>> START
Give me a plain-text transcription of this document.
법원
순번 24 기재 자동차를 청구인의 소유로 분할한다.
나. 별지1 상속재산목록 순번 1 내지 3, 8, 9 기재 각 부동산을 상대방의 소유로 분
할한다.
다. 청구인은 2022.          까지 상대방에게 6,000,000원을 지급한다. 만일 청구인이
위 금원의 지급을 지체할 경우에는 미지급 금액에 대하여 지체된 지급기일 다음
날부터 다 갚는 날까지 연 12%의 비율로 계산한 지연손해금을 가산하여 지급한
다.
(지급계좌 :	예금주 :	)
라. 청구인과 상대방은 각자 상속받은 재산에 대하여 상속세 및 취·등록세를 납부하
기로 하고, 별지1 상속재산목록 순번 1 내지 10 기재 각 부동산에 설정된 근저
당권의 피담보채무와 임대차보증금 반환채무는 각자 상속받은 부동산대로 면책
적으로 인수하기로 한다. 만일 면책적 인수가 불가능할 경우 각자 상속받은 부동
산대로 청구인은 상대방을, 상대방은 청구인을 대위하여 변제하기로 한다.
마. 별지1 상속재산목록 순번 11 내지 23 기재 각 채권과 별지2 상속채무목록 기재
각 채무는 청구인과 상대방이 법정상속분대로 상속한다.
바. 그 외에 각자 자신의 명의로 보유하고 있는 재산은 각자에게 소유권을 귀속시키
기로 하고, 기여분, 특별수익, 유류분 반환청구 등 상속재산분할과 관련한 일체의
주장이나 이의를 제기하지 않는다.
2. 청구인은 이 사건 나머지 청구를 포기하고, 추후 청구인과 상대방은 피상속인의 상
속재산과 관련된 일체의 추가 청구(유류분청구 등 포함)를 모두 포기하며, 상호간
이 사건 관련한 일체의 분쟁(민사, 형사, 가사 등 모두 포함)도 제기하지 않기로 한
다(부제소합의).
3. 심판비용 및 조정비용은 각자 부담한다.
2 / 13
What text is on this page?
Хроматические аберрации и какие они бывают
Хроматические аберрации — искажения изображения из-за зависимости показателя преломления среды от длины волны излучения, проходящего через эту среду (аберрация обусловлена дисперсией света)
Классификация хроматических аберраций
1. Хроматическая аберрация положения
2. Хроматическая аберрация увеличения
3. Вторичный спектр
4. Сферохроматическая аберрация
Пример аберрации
>> END
* _WHAT THE TASK ASKS_
Find each line holding the string "상속재산목록" and copy it out.

* _RESPONSE BELOW_
나. 별지1 상속재산목록 순번 1 내지 3, 8, 9 기재 각 부동산을 상대방의 소유로 분
기로 하고, 별지1 상속재산목록 순번 1 내지 10 기재 각 부동산에 설정된 근저
마. 별지1 상속재산목록 순번 11 내지 23 기재 각 채권과 별지2 상속채무목록 기재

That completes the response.